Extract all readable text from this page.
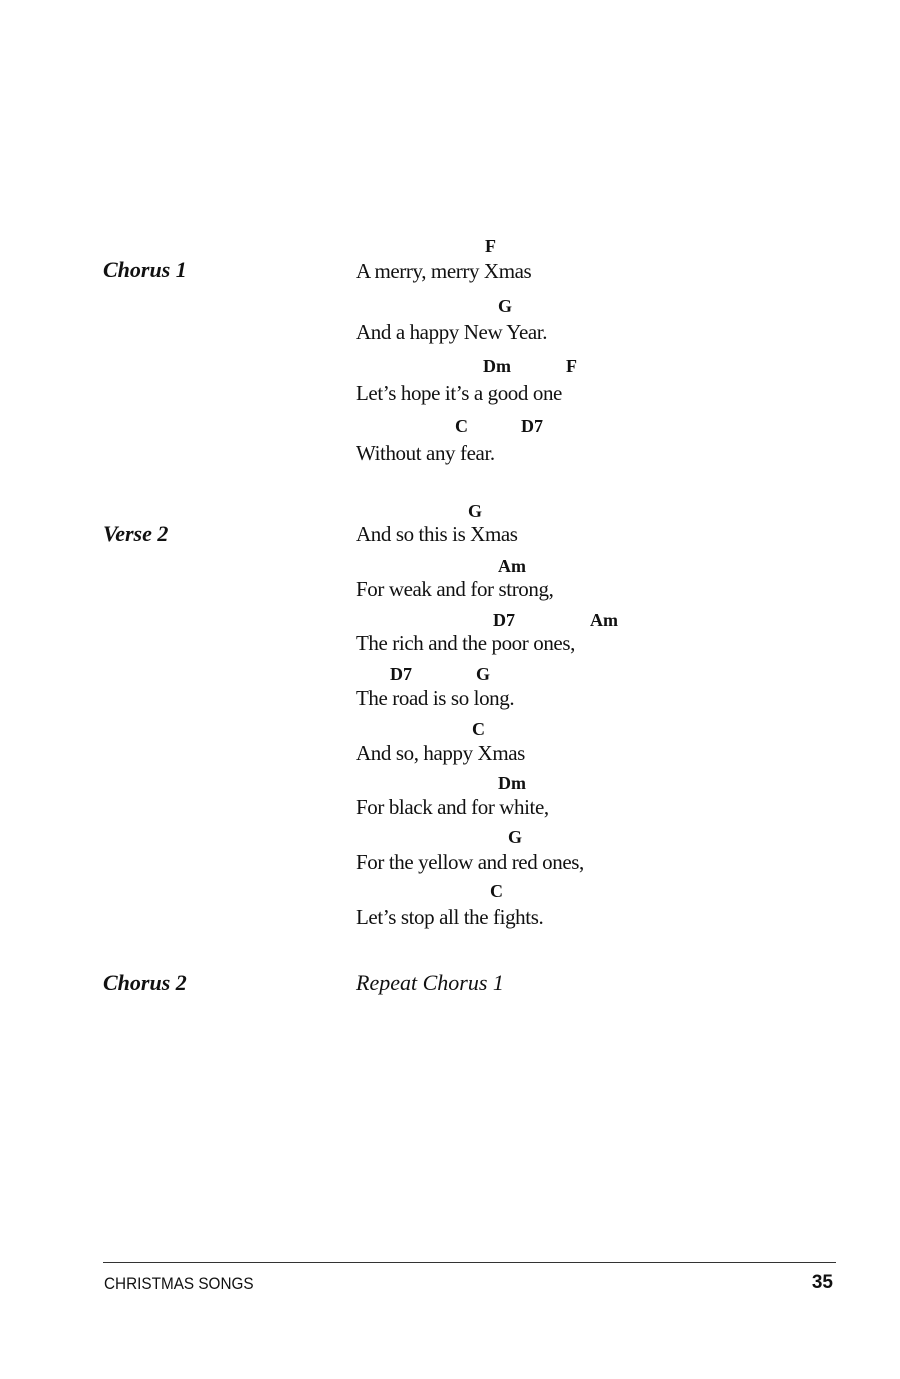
Chorus 1
F
A merry, merry Xmas
G
And a happy New Year.
Dm	F
Let’s hope it’s a good one
C	D7
Without any fear.
Verse 2
G
And so this is Xmas
Am
For weak and for strong,
D7	Am
The rich and the poor ones,
D7	G
The road is so long.
C
And so, happy Xmas
Dm
For black and for white,
G
For the yellow and red ones,
C
Let’s stop all the fights.
Chorus 2	Repeat Chorus 1
CHRISTMAS SONGS	35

= = =

## Exercise
Report back each line of the entries that holds the string "Xmas".

## Answer in full
A merry, merry Xmas
And so this is Xmas
And so, happy Xmas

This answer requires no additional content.